Entries taken from a collection
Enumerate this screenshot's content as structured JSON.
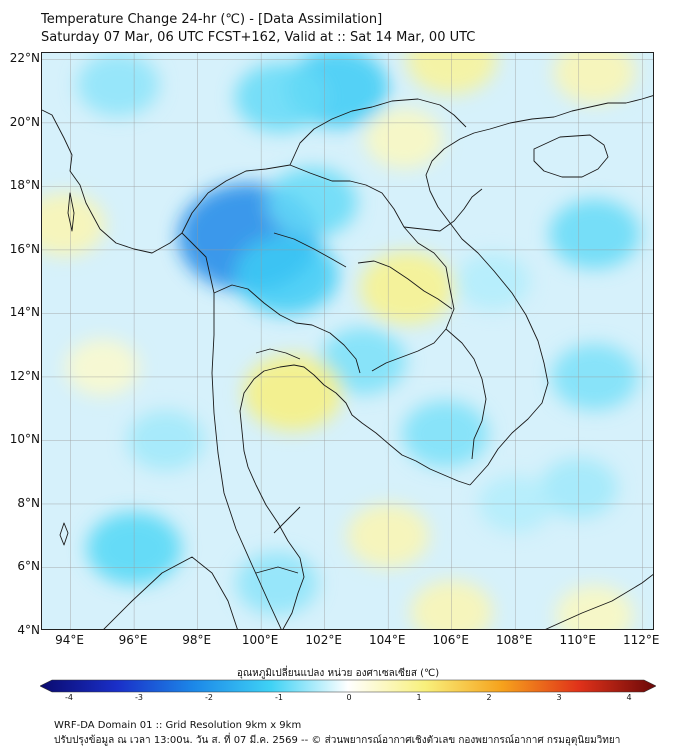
{
  "header": {
    "title": "Temperature Change 24-hr (℃) - [Data Assimilation]",
    "subtitle": "Saturday 07 Mar, 06 UTC FCST+162, Valid at :: Sat 14 Mar, 00 UTC"
  },
  "map": {
    "lat_labels": [
      "22°N",
      "20°N",
      "18°N",
      "16°N",
      "14°N",
      "12°N",
      "10°N",
      "8°N",
      "6°N",
      "4°N"
    ],
    "lon_labels": [
      "94°E",
      "96°E",
      "98°E",
      "100°E",
      "102°E",
      "104°E",
      "106°E",
      "108°E",
      "110°E",
      "112°E"
    ],
    "lat_range": [
      4,
      22.2
    ],
    "lon_range": [
      93.1,
      112.4
    ],
    "anomalies": [
      {
        "lat": 16.4,
        "lon": 99.6,
        "value": -2.0
      },
      {
        "lat": 15.2,
        "lon": 100.8,
        "value": -1.1
      },
      {
        "lat": 21.1,
        "lon": 102.4,
        "value": -1.1
      },
      {
        "lat": 20.8,
        "lon": 100.6,
        "value": -0.8
      },
      {
        "lat": 17.5,
        "lon": 101.6,
        "value": -0.8
      },
      {
        "lat": 12.5,
        "lon": 103.2,
        "value": -0.7
      },
      {
        "lat": 10.2,
        "lon": 105.8,
        "value": -0.7
      },
      {
        "lat": 16.5,
        "lon": 110.5,
        "value": -0.8
      },
      {
        "lat": 12.0,
        "lon": 110.5,
        "value": -0.7
      },
      {
        "lat": 21.2,
        "lon": 95.5,
        "value": -0.6
      },
      {
        "lat": 6.6,
        "lon": 96.0,
        "value": -0.9
      },
      {
        "lat": 10.0,
        "lon": 97.0,
        "value": -0.5
      },
      {
        "lat": 8.5,
        "lon": 110.0,
        "value": -0.5
      },
      {
        "lat": 5.5,
        "lon": 100.5,
        "value": -0.6
      },
      {
        "lat": 8.0,
        "lon": 108.0,
        "value": -0.4
      },
      {
        "lat": 11.5,
        "lon": 101.0,
        "value": 1.0
      },
      {
        "lat": 14.8,
        "lon": 104.6,
        "value": 0.9
      },
      {
        "lat": 22.0,
        "lon": 106.0,
        "value": 0.8
      },
      {
        "lat": 21.6,
        "lon": 110.5,
        "value": 0.6
      },
      {
        "lat": 19.5,
        "lon": 104.5,
        "value": 0.5
      },
      {
        "lat": 16.8,
        "lon": 93.8,
        "value": 0.6
      },
      {
        "lat": 7.0,
        "lon": 104.0,
        "value": 0.6
      },
      {
        "lat": 4.6,
        "lon": 106.0,
        "value": 0.6
      },
      {
        "lat": 4.5,
        "lon": 110.5,
        "value": 0.5
      },
      {
        "lat": 12.3,
        "lon": 95.0,
        "value": 0.4
      },
      {
        "lat": 15.0,
        "lon": 107.3,
        "value": -0.4
      }
    ]
  },
  "colorbar": {
    "title": "อุณหภูมิเปลี่ยนแปลง หน่วย องศาเซลเซียส (℃)",
    "min": -4,
    "max": 4,
    "ticks": [
      "-4",
      "-3",
      "-2",
      "-1",
      "0",
      "1",
      "2",
      "3",
      "4"
    ],
    "stops": [
      "#0a0a6e",
      "#1a2fc8",
      "#1c88e8",
      "#3fd2f5",
      "#ffffff",
      "#f8f07c",
      "#f6a21c",
      "#e0321a",
      "#6a0808"
    ]
  },
  "footer": {
    "line1": "WRF-DA Domain 01 :: Grid Resolution 9km x 9km",
    "line2": "ปรับปรุงข้อมูล ณ เวลา 13:00น. วัน ส. ที่ 07 มี.ค. 2569 -- © ส่วนพยากรณ์อากาศเชิงตัวเลข กองพยากรณ์อากาศ กรมอุตุนิยมวิทยา"
  }
}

#### What you are asked to do:
Leave out the pictures and transcribe the entries above exactly.

#### Task result:
Enumerate this screenshot's content as structured JSON.
{
  "header": {
    "title": "Temperature Change 24-hr (℃) - [Data Assimilation]",
    "subtitle": "Saturday 07 Mar, 06 UTC FCST+162, Valid at :: Sat 14 Mar, 00 UTC"
  },
  "map": {
    "lat_labels": [
      "22°N",
      "20°N",
      "18°N",
      "16°N",
      "14°N",
      "12°N",
      "10°N",
      "8°N",
      "6°N",
      "4°N"
    ],
    "lon_labels": [
      "94°E",
      "96°E",
      "98°E",
      "100°E",
      "102°E",
      "104°E",
      "106°E",
      "108°E",
      "110°E",
      "112°E"
    ],
    "lat_range": [
      4,
      22.2
    ],
    "lon_range": [
      93.1,
      112.4
    ],
    "anomalies": [
      {
        "lat": 16.4,
        "lon": 99.6,
        "value": -2.0
      },
      {
        "lat": 15.2,
        "lon": 100.8,
        "value": -1.1
      },
      {
        "lat": 21.1,
        "lon": 102.4,
        "value": -1.1
      },
      {
        "lat": 20.8,
        "lon": 100.6,
        "value": -0.8
      },
      {
        "lat": 17.5,
        "lon": 101.6,
        "value": -0.8
      },
      {
        "lat": 12.5,
        "lon": 103.2,
        "value": -0.7
      },
      {
        "lat": 10.2,
        "lon": 105.8,
        "value": -0.7
      },
      {
        "lat": 16.5,
        "lon": 110.5,
        "value": -0.8
      },
      {
        "lat": 12.0,
        "lon": 110.5,
        "value": -0.7
      },
      {
        "lat": 21.2,
        "lon": 95.5,
        "value": -0.6
      },
      {
        "lat": 6.6,
        "lon": 96.0,
        "value": -0.9
      },
      {
        "lat": 10.0,
        "lon": 97.0,
        "value": -0.5
      },
      {
        "lat": 8.5,
        "lon": 110.0,
        "value": -0.5
      },
      {
        "lat": 5.5,
        "lon": 100.5,
        "value": -0.6
      },
      {
        "lat": 8.0,
        "lon": 108.0,
        "value": -0.4
      },
      {
        "lat": 11.5,
        "lon": 101.0,
        "value": 1.0
      },
      {
        "lat": 14.8,
        "lon": 104.6,
        "value": 0.9
      },
      {
        "lat": 22.0,
        "lon": 106.0,
        "value": 0.8
      },
      {
        "lat": 21.6,
        "lon": 110.5,
        "value": 0.6
      },
      {
        "lat": 19.5,
        "lon": 104.5,
        "value": 0.5
      },
      {
        "lat": 16.8,
        "lon": 93.8,
        "value": 0.6
      },
      {
        "lat": 7.0,
        "lon": 104.0,
        "value": 0.6
      },
      {
        "lat": 4.6,
        "lon": 106.0,
        "value": 0.6
      },
      {
        "lat": 4.5,
        "lon": 110.5,
        "value": 0.5
      },
      {
        "lat": 12.3,
        "lon": 95.0,
        "value": 0.4
      },
      {
        "lat": 15.0,
        "lon": 107.3,
        "value": -0.4
      }
    ]
  },
  "colorbar": {
    "title": "อุณหภูมิเปลี่ยนแปลง หน่วย องศาเซลเซียส (℃)",
    "min": -4,
    "max": 4,
    "ticks": [
      "-4",
      "-3",
      "-2",
      "-1",
      "0",
      "1",
      "2",
      "3",
      "4"
    ],
    "stops": [
      "#0a0a6e",
      "#1a2fc8",
      "#1c88e8",
      "#3fd2f5",
      "#ffffff",
      "#f8f07c",
      "#f6a21c",
      "#e0321a",
      "#6a0808"
    ]
  },
  "footer": {
    "line1": "WRF-DA Domain 01 :: Grid Resolution 9km x 9km",
    "line2": "ปรับปรุงข้อมูล ณ เวลา 13:00น. วัน ส. ที่ 07 มี.ค. 2569 -- © ส่วนพยากรณ์อากาศเชิงตัวเลข กองพยากรณ์อากาศ กรมอุตุนิยมวิทยา"
  }
}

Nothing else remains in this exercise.